--- START Records for this task ---

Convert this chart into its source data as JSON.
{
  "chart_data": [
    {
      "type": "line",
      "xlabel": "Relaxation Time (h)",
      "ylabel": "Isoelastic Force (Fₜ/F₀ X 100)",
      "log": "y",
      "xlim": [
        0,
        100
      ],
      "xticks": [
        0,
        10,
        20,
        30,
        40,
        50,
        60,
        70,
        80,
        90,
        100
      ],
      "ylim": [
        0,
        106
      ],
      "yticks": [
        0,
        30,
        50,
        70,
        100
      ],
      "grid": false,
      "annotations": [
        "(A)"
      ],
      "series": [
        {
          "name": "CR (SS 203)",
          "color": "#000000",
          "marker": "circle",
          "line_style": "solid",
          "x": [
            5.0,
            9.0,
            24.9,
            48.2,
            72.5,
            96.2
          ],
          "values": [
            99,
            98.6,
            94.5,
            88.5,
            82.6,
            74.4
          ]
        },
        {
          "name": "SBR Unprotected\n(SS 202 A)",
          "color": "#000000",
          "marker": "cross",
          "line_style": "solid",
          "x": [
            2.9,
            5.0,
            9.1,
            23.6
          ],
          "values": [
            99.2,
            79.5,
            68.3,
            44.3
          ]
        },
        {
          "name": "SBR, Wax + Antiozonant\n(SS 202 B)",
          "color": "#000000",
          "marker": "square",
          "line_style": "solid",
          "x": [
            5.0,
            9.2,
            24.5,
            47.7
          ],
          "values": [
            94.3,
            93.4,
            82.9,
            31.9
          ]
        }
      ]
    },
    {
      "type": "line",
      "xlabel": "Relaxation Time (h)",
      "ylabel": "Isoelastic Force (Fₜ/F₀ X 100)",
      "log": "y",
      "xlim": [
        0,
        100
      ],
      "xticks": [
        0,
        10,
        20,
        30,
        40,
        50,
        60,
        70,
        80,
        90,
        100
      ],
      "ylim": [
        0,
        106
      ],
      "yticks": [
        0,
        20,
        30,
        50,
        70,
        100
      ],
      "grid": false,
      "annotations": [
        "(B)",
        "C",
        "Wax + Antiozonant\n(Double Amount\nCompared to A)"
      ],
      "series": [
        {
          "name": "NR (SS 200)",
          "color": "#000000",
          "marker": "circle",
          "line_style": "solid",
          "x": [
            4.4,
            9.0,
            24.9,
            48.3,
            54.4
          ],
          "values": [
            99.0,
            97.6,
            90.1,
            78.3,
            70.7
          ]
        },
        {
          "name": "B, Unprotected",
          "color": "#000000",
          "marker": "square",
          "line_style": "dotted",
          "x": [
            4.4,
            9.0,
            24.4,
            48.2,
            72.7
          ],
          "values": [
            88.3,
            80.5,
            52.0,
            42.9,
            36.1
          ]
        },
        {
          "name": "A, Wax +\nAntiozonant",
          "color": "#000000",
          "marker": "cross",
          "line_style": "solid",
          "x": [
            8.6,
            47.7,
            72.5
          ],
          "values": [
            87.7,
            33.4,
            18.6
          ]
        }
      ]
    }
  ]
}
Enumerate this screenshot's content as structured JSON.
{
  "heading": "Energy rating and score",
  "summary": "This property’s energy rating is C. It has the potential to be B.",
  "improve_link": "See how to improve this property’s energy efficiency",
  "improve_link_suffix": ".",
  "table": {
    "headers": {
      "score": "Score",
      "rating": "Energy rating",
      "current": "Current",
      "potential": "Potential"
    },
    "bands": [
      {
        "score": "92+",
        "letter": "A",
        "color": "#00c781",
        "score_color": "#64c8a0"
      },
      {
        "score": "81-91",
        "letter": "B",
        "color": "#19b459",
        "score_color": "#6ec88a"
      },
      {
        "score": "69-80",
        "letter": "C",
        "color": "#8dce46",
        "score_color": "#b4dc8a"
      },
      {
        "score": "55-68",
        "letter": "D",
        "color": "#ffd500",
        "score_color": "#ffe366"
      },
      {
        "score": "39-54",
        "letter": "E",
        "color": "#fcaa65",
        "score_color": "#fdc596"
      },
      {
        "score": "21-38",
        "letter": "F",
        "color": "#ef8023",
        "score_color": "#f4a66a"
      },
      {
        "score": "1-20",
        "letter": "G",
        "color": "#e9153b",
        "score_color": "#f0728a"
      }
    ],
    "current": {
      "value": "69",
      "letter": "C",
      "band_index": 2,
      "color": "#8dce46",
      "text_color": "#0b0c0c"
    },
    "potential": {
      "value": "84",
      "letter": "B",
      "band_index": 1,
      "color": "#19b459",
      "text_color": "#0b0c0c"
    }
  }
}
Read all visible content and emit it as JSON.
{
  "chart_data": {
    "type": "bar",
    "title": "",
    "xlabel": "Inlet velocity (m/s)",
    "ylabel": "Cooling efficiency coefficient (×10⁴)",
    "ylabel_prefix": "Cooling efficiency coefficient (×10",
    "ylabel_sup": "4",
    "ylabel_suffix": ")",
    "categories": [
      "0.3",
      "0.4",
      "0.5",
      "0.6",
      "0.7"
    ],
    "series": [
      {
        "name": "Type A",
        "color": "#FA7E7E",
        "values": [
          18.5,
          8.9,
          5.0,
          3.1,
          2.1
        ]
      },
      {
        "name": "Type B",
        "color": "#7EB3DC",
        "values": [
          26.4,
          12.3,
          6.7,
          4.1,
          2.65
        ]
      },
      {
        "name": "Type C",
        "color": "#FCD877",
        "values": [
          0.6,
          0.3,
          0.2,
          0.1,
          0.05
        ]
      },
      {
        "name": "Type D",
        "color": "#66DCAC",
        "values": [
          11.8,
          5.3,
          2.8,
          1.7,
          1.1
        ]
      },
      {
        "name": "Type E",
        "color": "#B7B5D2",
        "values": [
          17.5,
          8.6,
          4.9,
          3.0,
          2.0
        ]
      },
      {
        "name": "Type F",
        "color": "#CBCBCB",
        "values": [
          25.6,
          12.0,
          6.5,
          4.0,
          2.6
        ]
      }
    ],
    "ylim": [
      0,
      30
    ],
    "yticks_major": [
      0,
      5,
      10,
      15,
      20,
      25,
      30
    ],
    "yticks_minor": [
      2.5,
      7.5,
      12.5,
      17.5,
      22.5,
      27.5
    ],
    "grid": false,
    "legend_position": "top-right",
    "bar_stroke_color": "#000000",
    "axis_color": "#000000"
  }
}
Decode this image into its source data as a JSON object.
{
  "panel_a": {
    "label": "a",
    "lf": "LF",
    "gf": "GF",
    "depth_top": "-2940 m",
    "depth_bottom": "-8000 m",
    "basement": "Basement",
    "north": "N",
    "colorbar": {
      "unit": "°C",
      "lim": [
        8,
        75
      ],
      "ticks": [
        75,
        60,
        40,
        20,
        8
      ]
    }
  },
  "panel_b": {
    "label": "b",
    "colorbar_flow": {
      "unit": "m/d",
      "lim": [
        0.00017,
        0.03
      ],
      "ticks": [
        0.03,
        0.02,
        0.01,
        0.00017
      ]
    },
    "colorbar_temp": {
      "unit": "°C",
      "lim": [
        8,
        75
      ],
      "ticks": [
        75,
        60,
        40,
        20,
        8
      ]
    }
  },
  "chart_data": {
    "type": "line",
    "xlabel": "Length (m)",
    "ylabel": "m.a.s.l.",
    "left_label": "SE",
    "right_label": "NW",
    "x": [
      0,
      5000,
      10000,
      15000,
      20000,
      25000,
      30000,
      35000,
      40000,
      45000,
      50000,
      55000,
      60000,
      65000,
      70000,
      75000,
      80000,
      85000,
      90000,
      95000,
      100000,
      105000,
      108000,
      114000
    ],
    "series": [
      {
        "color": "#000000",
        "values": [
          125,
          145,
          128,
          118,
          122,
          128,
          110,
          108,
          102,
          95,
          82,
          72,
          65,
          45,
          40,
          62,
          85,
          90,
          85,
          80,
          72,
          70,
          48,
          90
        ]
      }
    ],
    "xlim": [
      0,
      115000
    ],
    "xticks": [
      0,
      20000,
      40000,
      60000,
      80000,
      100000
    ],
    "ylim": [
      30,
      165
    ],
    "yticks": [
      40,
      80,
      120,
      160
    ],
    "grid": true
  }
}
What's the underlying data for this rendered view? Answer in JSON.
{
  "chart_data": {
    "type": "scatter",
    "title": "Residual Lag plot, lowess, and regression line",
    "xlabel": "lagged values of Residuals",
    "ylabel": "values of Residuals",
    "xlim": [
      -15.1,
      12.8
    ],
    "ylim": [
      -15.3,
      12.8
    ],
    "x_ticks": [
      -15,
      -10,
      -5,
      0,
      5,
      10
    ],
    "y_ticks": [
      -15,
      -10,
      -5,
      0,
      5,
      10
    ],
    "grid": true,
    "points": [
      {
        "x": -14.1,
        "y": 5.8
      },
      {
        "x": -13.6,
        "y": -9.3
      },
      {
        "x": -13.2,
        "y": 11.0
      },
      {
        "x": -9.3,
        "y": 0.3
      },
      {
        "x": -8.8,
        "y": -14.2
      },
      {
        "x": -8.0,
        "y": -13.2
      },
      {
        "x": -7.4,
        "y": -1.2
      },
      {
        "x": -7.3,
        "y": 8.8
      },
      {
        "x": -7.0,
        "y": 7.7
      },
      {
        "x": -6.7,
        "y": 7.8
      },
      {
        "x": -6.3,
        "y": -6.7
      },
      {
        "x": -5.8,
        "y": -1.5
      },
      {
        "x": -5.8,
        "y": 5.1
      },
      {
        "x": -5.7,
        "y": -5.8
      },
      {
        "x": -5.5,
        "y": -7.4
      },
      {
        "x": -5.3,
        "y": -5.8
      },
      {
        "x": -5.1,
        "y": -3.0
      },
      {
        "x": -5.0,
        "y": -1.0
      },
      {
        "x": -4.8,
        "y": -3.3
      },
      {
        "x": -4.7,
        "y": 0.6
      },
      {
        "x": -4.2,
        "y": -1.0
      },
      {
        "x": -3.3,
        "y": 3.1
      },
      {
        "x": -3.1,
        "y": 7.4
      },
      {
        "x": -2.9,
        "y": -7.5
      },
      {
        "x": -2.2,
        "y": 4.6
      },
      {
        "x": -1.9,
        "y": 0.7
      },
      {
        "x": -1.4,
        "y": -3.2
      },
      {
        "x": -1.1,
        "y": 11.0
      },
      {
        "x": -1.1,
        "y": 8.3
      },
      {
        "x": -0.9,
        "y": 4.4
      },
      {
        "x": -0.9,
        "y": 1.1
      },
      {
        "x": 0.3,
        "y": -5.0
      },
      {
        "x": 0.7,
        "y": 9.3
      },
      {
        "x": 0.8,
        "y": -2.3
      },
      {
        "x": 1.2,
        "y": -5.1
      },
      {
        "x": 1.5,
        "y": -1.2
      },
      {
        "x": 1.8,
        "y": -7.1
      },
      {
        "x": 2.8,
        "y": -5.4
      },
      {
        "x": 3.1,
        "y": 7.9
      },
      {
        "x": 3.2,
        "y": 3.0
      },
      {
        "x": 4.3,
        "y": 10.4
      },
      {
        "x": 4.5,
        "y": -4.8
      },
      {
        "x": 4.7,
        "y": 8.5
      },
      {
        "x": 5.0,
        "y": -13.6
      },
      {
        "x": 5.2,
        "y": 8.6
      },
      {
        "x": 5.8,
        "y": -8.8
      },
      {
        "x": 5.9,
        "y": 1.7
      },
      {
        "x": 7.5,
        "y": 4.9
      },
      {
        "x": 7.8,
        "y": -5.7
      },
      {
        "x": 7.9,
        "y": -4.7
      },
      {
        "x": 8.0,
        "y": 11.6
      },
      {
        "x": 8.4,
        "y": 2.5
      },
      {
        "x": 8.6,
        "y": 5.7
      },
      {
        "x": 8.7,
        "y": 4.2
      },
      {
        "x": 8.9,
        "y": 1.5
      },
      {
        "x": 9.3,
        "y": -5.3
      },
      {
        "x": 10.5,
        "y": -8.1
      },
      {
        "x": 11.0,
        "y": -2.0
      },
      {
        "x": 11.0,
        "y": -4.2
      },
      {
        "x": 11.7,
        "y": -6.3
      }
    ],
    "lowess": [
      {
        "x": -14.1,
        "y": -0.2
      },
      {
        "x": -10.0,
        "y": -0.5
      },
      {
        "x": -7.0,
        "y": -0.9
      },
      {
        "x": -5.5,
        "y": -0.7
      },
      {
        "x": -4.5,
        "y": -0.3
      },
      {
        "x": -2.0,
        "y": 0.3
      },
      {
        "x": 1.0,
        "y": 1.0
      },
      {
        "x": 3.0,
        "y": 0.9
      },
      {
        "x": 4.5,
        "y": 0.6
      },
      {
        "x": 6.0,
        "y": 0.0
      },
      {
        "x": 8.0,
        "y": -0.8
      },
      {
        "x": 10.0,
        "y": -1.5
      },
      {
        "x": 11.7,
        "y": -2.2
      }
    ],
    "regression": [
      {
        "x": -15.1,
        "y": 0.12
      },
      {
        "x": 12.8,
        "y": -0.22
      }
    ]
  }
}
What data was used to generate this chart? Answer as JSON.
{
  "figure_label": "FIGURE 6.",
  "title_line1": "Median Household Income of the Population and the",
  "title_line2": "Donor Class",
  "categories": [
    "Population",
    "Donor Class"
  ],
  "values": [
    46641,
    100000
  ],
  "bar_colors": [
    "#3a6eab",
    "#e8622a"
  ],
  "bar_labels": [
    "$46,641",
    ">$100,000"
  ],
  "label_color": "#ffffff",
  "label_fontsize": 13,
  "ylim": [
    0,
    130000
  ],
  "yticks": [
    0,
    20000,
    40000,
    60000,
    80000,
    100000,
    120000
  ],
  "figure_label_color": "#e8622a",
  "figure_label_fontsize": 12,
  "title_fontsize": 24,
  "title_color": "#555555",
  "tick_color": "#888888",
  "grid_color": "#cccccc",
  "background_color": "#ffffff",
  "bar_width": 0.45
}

--- END Records for this task ---

Exercise directions – List the lines of the entries that include "Residuals".

Output for this exercise –
    "xlabel": "lagged values of Residuals",
    "ylabel": "values of Residuals",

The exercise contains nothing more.